_What to work on:_ Your task is to give the listing below back word for word, pictures excluded.

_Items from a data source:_
========================

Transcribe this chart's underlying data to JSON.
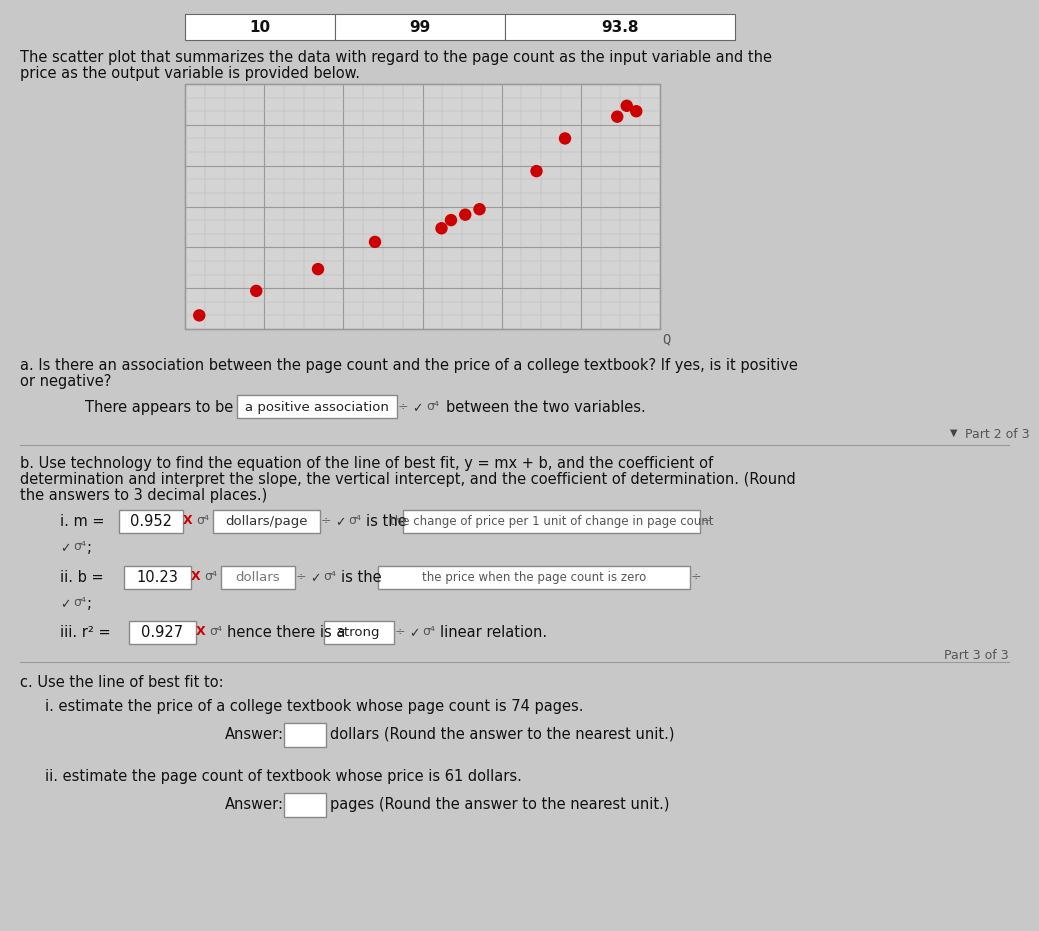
{
  "table_row": [
    "10",
    "99",
    "93.8"
  ],
  "scatter_x": [
    3,
    15,
    28,
    40,
    54,
    56,
    59,
    62,
    74,
    80,
    91,
    93,
    95
  ],
  "scatter_y": [
    5,
    14,
    22,
    32,
    37,
    40,
    42,
    44,
    58,
    70,
    78,
    82,
    80
  ],
  "scatter_color": "#cc0000",
  "scatter_bg": "#d4d4d4",
  "bg_color": "#c8c8c8",
  "text_color": "#111111",
  "line1": "The scatter plot that summarizes the data with regard to the page count as the input variable and the",
  "line2": "price as the output variable is provided below.",
  "part_a_label": "a. Is there an association between the page count and the price of a college textbook? If yes, is it positive",
  "part_a_label2": "or negative?",
  "part_a_answer": "There appears to be",
  "part_a_box": "a positive association",
  "part_a_end": "between the two variables.",
  "part2of3": "Part 2 of 3",
  "m_value": "0.952",
  "m_units_box": "dollars/page",
  "m_desc_box": "the change of price per 1 unit of change in page count",
  "b_value": "10.23",
  "b_units_box": "dollars",
  "b_desc_box": "the price when the page count is zero",
  "r2_value": "0.927",
  "r2_hence": "hence there is a",
  "r2_strength_box": "strong",
  "r2_end": "linear relation.",
  "part3of3": "Part 3 of 3",
  "part_c_label": "c. Use the line of best fit to:",
  "c_i_label": "i. estimate the price of a college textbook whose page count is 74 pages.",
  "c_i_answer": "Answer:",
  "c_i_end": "dollars (Round the answer to the nearest unit.)",
  "c_ii_label": "ii. estimate the page count of textbook whose price is 61 dollars.",
  "c_ii_answer": "Answer:",
  "c_ii_end": "pages (Round the answer to the nearest unit.)"
}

========================

_Full output:_
Transcribe this chart's underlying data to JSON.
{
  "table_row": [
    "10",
    "99",
    "93.8"
  ],
  "scatter_x": [
    3,
    15,
    28,
    40,
    54,
    56,
    59,
    62,
    74,
    80,
    91,
    93,
    95
  ],
  "scatter_y": [
    5,
    14,
    22,
    32,
    37,
    40,
    42,
    44,
    58,
    70,
    78,
    82,
    80
  ],
  "scatter_color": "#cc0000",
  "scatter_bg": "#d4d4d4",
  "bg_color": "#c8c8c8",
  "text_color": "#111111",
  "line1": "The scatter plot that summarizes the data with regard to the page count as the input variable and the",
  "line2": "price as the output variable is provided below.",
  "part_a_label": "a. Is there an association between the page count and the price of a college textbook? If yes, is it positive",
  "part_a_label2": "or negative?",
  "part_a_answer": "There appears to be",
  "part_a_box": "a positive association",
  "part_a_end": "between the two variables.",
  "part2of3": "Part 2 of 3",
  "m_value": "0.952",
  "m_units_box": "dollars/page",
  "m_desc_box": "the change of price per 1 unit of change in page count",
  "b_value": "10.23",
  "b_units_box": "dollars",
  "b_desc_box": "the price when the page count is zero",
  "r2_value": "0.927",
  "r2_hence": "hence there is a",
  "r2_strength_box": "strong",
  "r2_end": "linear relation.",
  "part3of3": "Part 3 of 3",
  "part_c_label": "c. Use the line of best fit to:",
  "c_i_label": "i. estimate the price of a college textbook whose page count is 74 pages.",
  "c_i_answer": "Answer:",
  "c_i_end": "dollars (Round the answer to the nearest unit.)",
  "c_ii_label": "ii. estimate the page count of textbook whose price is 61 dollars.",
  "c_ii_answer": "Answer:",
  "c_ii_end": "pages (Round the answer to the nearest unit.)"
}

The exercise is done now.